** begin **

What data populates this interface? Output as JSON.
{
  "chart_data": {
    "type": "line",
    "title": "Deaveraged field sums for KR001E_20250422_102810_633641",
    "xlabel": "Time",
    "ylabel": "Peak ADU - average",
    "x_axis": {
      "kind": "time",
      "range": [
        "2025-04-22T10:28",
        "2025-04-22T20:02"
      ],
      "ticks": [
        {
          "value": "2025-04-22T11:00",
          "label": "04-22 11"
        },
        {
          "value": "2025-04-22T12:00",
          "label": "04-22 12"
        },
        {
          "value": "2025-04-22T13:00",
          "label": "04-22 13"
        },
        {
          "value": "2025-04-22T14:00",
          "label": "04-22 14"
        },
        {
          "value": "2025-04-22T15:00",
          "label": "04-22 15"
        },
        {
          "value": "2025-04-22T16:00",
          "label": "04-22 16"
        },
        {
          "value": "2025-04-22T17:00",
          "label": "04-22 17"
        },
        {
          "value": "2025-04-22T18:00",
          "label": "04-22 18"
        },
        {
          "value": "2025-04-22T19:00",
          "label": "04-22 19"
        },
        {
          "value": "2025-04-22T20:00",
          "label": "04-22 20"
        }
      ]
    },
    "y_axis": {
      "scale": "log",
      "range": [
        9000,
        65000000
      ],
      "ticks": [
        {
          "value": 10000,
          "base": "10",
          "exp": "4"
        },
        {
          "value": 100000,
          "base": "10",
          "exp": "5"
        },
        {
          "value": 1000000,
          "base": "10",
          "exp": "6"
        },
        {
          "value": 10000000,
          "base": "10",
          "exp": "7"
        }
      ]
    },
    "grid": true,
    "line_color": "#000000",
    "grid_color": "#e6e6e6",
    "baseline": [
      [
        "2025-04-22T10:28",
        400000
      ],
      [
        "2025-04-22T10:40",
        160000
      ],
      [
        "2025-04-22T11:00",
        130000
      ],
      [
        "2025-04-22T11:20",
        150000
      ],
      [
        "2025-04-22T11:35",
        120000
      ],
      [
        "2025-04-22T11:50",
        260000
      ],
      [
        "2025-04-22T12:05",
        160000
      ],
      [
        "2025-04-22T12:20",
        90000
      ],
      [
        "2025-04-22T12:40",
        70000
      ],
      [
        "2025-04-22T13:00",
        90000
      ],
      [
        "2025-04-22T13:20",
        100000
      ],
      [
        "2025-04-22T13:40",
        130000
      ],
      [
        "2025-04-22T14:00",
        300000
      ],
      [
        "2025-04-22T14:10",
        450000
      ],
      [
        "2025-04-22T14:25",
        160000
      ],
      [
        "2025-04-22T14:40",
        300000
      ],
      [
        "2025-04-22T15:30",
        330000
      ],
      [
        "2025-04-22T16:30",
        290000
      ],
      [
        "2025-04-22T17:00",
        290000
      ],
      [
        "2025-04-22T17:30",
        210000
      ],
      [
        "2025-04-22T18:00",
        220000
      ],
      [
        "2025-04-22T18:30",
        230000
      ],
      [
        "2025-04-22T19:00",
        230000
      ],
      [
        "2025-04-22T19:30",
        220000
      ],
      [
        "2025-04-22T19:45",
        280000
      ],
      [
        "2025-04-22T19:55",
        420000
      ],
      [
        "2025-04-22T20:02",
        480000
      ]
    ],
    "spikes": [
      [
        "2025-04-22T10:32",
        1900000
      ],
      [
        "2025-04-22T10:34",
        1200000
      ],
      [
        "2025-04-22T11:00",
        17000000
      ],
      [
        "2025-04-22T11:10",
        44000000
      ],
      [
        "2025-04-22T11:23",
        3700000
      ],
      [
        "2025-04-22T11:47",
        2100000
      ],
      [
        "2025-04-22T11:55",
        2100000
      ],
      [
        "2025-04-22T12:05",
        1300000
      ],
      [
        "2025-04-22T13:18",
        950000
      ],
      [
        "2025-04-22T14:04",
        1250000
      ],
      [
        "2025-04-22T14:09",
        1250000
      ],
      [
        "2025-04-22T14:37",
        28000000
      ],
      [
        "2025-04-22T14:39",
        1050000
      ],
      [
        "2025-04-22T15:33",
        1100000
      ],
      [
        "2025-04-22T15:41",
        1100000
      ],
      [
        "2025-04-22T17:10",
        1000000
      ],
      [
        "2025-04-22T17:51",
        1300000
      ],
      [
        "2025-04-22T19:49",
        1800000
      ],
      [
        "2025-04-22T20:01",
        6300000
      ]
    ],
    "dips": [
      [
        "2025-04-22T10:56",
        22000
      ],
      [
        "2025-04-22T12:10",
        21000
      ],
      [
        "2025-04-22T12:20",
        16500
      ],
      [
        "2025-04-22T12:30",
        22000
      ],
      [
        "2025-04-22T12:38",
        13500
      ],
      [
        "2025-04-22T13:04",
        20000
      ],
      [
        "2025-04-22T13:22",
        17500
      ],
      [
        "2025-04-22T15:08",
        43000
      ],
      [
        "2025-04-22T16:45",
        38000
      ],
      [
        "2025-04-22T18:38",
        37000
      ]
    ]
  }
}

** end **

Given problem
Extract each entry in full and write it down exactly.

Exercise solution
What data populates this interface? Output as JSON.
{
  "chart_data": {
    "type": "line",
    "title": "Deaveraged field sums for KR001E_20250422_102810_633641",
    "xlabel": "Time",
    "ylabel": "Peak ADU - average",
    "x_axis": {
      "kind": "time",
      "range": [
        "2025-04-22T10:28",
        "2025-04-22T20:02"
      ],
      "ticks": [
        {
          "value": "2025-04-22T11:00",
          "label": "04-22 11"
        },
        {
          "value": "2025-04-22T12:00",
          "label": "04-22 12"
        },
        {
          "value": "2025-04-22T13:00",
          "label": "04-22 13"
        },
        {
          "value": "2025-04-22T14:00",
          "label": "04-22 14"
        },
        {
          "value": "2025-04-22T15:00",
          "label": "04-22 15"
        },
        {
          "value": "2025-04-22T16:00",
          "label": "04-22 16"
        },
        {
          "value": "2025-04-22T17:00",
          "label": "04-22 17"
        },
        {
          "value": "2025-04-22T18:00",
          "label": "04-22 18"
        },
        {
          "value": "2025-04-22T19:00",
          "label": "04-22 19"
        },
        {
          "value": "2025-04-22T20:00",
          "label": "04-22 20"
        }
      ]
    },
    "y_axis": {
      "scale": "log",
      "range": [
        9000,
        65000000
      ],
      "ticks": [
        {
          "value": 10000,
          "base": "10",
          "exp": "4"
        },
        {
          "value": 100000,
          "base": "10",
          "exp": "5"
        },
        {
          "value": 1000000,
          "base": "10",
          "exp": "6"
        },
        {
          "value": 10000000,
          "base": "10",
          "exp": "7"
        }
      ]
    },
    "grid": true,
    "line_color": "#000000",
    "grid_color": "#e6e6e6",
    "baseline": [
      [
        "2025-04-22T10:28",
        400000
      ],
      [
        "2025-04-22T10:40",
        160000
      ],
      [
        "2025-04-22T11:00",
        130000
      ],
      [
        "2025-04-22T11:20",
        150000
      ],
      [
        "2025-04-22T11:35",
        120000
      ],
      [
        "2025-04-22T11:50",
        260000
      ],
      [
        "2025-04-22T12:05",
        160000
      ],
      [
        "2025-04-22T12:20",
        90000
      ],
      [
        "2025-04-22T12:40",
        70000
      ],
      [
        "2025-04-22T13:00",
        90000
      ],
      [
        "2025-04-22T13:20",
        100000
      ],
      [
        "2025-04-22T13:40",
        130000
      ],
      [
        "2025-04-22T14:00",
        300000
      ],
      [
        "2025-04-22T14:10",
        450000
      ],
      [
        "2025-04-22T14:25",
        160000
      ],
      [
        "2025-04-22T14:40",
        300000
      ],
      [
        "2025-04-22T15:30",
        330000
      ],
      [
        "2025-04-22T16:30",
        290000
      ],
      [
        "2025-04-22T17:00",
        290000
      ],
      [
        "2025-04-22T17:30",
        210000
      ],
      [
        "2025-04-22T18:00",
        220000
      ],
      [
        "2025-04-22T18:30",
        230000
      ],
      [
        "2025-04-22T19:00",
        230000
      ],
      [
        "2025-04-22T19:30",
        220000
      ],
      [
        "2025-04-22T19:45",
        280000
      ],
      [
        "2025-04-22T19:55",
        420000
      ],
      [
        "2025-04-22T20:02",
        480000
      ]
    ],
    "spikes": [
      [
        "2025-04-22T10:32",
        1900000
      ],
      [
        "2025-04-22T10:34",
        1200000
      ],
      [
        "2025-04-22T11:00",
        17000000
      ],
      [
        "2025-04-22T11:10",
        44000000
      ],
      [
        "2025-04-22T11:23",
        3700000
      ],
      [
        "2025-04-22T11:47",
        2100000
      ],
      [
        "2025-04-22T11:55",
        2100000
      ],
      [
        "2025-04-22T12:05",
        1300000
      ],
      [
        "2025-04-22T13:18",
        950000
      ],
      [
        "2025-04-22T14:04",
        1250000
      ],
      [
        "2025-04-22T14:09",
        1250000
      ],
      [
        "2025-04-22T14:37",
        28000000
      ],
      [
        "2025-04-22T14:39",
        1050000
      ],
      [
        "2025-04-22T15:33",
        1100000
      ],
      [
        "2025-04-22T15:41",
        1100000
      ],
      [
        "2025-04-22T17:10",
        1000000
      ],
      [
        "2025-04-22T17:51",
        1300000
      ],
      [
        "2025-04-22T19:49",
        1800000
      ],
      [
        "2025-04-22T20:01",
        6300000
      ]
    ],
    "dips": [
      [
        "2025-04-22T10:56",
        22000
      ],
      [
        "2025-04-22T12:10",
        21000
      ],
      [
        "2025-04-22T12:20",
        16500
      ],
      [
        "2025-04-22T12:30",
        22000
      ],
      [
        "2025-04-22T12:38",
        13500
      ],
      [
        "2025-04-22T13:04",
        20000
      ],
      [
        "2025-04-22T13:22",
        17500
      ],
      [
        "2025-04-22T15:08",
        43000
      ],
      [
        "2025-04-22T16:45",
        38000
      ],
      [
        "2025-04-22T18:38",
        37000
      ]
    ]
  }
}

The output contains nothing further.